[Excerpt from a dataset]
═══
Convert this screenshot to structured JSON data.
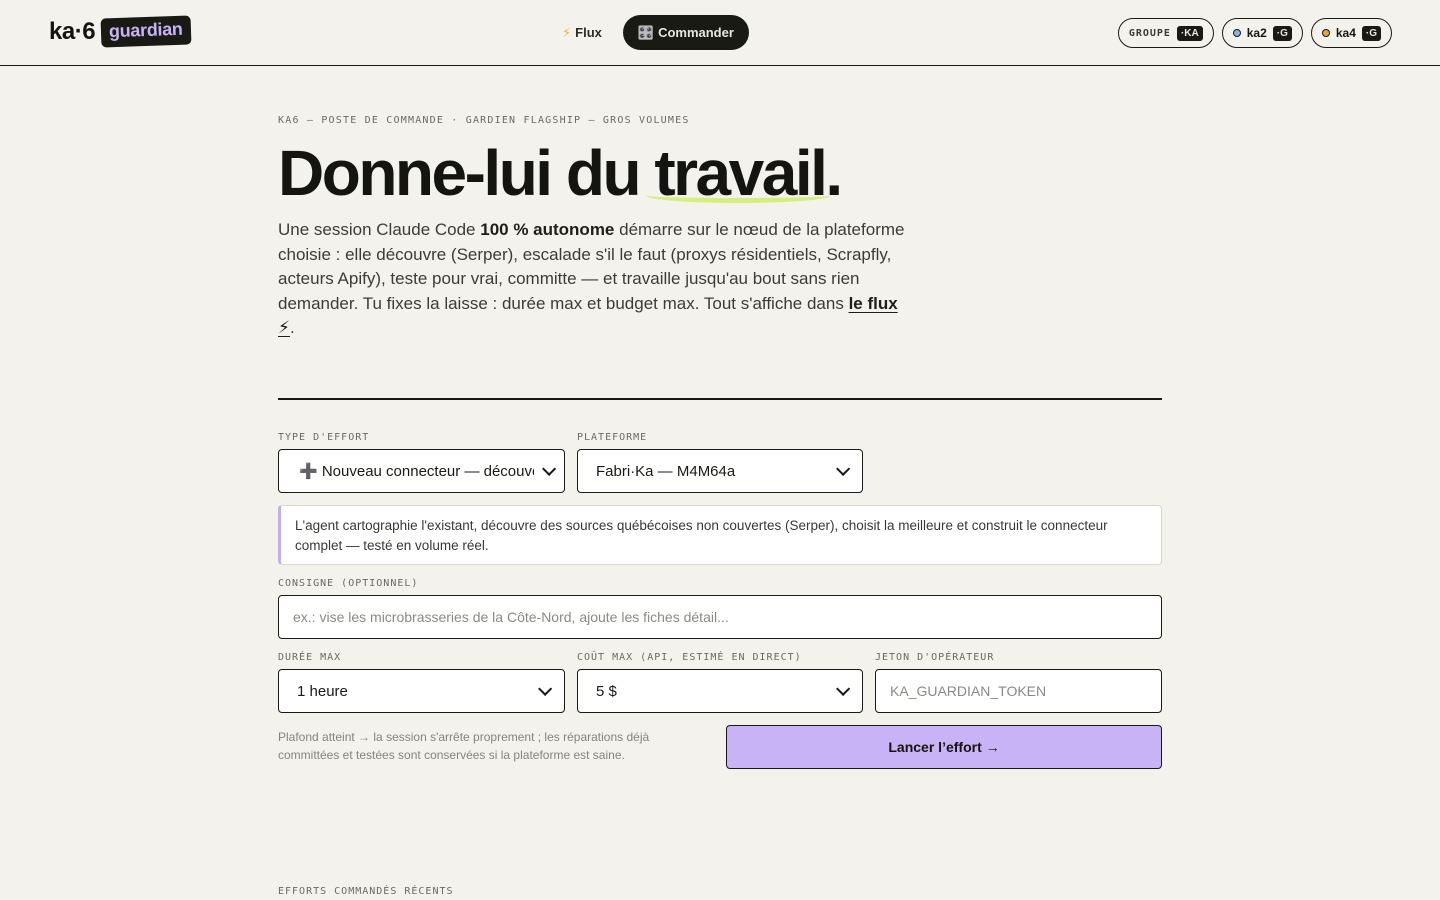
{
  "header": {
    "logo_word": "ka·6",
    "logo_badge": "guardian",
    "nav": [
      {
        "icon": "⚡",
        "label": "Flux"
      },
      {
        "icon": "🎛️",
        "label": "Commander"
      }
    ],
    "pills": [
      {
        "label": "GROUPE",
        "tag": "·KA"
      },
      {
        "label": "ka2",
        "tag": "·G",
        "dot_color": "#8ab0e8"
      },
      {
        "label": "ka4",
        "tag": "·G",
        "dot_color": "#e8a53b"
      }
    ]
  },
  "hero": {
    "eyebrow": "KA6 — POSTE DE COMMANDE · GARDIEN FLAGSHIP — GROS VOLUMES",
    "headline_start": "Donne-lui du ",
    "headline_highlight": "travail",
    "headline_end": ".",
    "intro_1": "Une session Claude Code ",
    "intro_bold": "100 % autonome",
    "intro_2": " démarre sur le nœud de la plateforme choisie : elle découvre (Serper), escalade s'il le faut (proxys résidentiels, Scrapfly, acteurs Apify), teste pour vrai, committe — et travaille jusqu'au bout sans rien demander. Tu fixes la laisse : durée max et budget max. Tout s'affiche dans ",
    "intro_link": "le flux ⚡",
    "intro_3": "."
  },
  "form": {
    "effort_label": "TYPE D'EFFORT",
    "effort_value": "➕ Nouveau connecteur — découverte",
    "platform_label": "PLATEFORME",
    "platform_value": "Fabri·Ka — M4M64a",
    "effort_note": "L'agent cartographie l'existant, découvre des sources québécoises non couvertes (Serper), choisit la meilleure et construit le connecteur complet — testé en volume réel.",
    "consigne_label": "CONSIGNE (OPTIONNEL)",
    "consigne_placeholder": "ex.: vise les microbrasseries de la Côte-Nord, ajoute les fiches détail...",
    "duree_label": "DURÉE MAX",
    "duree_value": "1 heure",
    "cout_label": "COÛT MAX (API, ESTIMÉ EN DIRECT)",
    "cout_value": "5 $",
    "jeton_label": "JETON D'OPÉRATEUR",
    "jeton_placeholder": "KA_GUARDIAN_TOKEN",
    "hint": "Plafond atteint → la session s'arrête proprement ; les réparations déjà committées et testées sont conservées si la plateforme est saine.",
    "launch_label": "Lancer l’effort →"
  },
  "recent": {
    "label": "EFFORTS COMMANDÉS RÉCENTS"
  }
}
═══
> _WHAT YOU SHOULD DO_
Pictures in the records above should not be copied. Repeat everything else exactly.

> _EXERCISE OUTPUT_
Convert this screenshot to structured JSON data.
{
  "header": {
    "logo_word": "ka·6",
    "logo_badge": "guardian",
    "nav": [
      {
        "icon": "⚡",
        "label": "Flux"
      },
      {
        "icon": "🎛️",
        "label": "Commander"
      }
    ],
    "pills": [
      {
        "label": "GROUPE",
        "tag": "·KA"
      },
      {
        "label": "ka2",
        "tag": "·G",
        "dot_color": "#8ab0e8"
      },
      {
        "label": "ka4",
        "tag": "·G",
        "dot_color": "#e8a53b"
      }
    ]
  },
  "hero": {
    "eyebrow": "KA6 — POSTE DE COMMANDE · GARDIEN FLAGSHIP — GROS VOLUMES",
    "headline_start": "Donne-lui du ",
    "headline_highlight": "travail",
    "headline_end": ".",
    "intro_1": "Une session Claude Code ",
    "intro_bold": "100 % autonome",
    "intro_2": " démarre sur le nœud de la plateforme choisie : elle découvre (Serper), escalade s'il le faut (proxys résidentiels, Scrapfly, acteurs Apify), teste pour vrai, committe — et travaille jusqu'au bout sans rien demander. Tu fixes la laisse : durée max et budget max. Tout s'affiche dans ",
    "intro_link": "le flux ⚡",
    "intro_3": "."
  },
  "form": {
    "effort_label": "TYPE D'EFFORT",
    "effort_value": "➕ Nouveau connecteur — découverte",
    "platform_label": "PLATEFORME",
    "platform_value": "Fabri·Ka — M4M64a",
    "effort_note": "L'agent cartographie l'existant, découvre des sources québécoises non couvertes (Serper), choisit la meilleure et construit le connecteur complet — testé en volume réel.",
    "consigne_label": "CONSIGNE (OPTIONNEL)",
    "consigne_placeholder": "ex.: vise les microbrasseries de la Côte-Nord, ajoute les fiches détail...",
    "duree_label": "DURÉE MAX",
    "duree_value": "1 heure",
    "cout_label": "COÛT MAX (API, ESTIMÉ EN DIRECT)",
    "cout_value": "5 $",
    "jeton_label": "JETON D'OPÉRATEUR",
    "jeton_placeholder": "KA_GUARDIAN_TOKEN",
    "hint": "Plafond atteint → la session s'arrête proprement ; les réparations déjà committées et testées sont conservées si la plateforme est saine.",
    "launch_label": "Lancer l’effort →"
  },
  "recent": {
    "label": "EFFORTS COMMANDÉS RÉCENTS"
  }
}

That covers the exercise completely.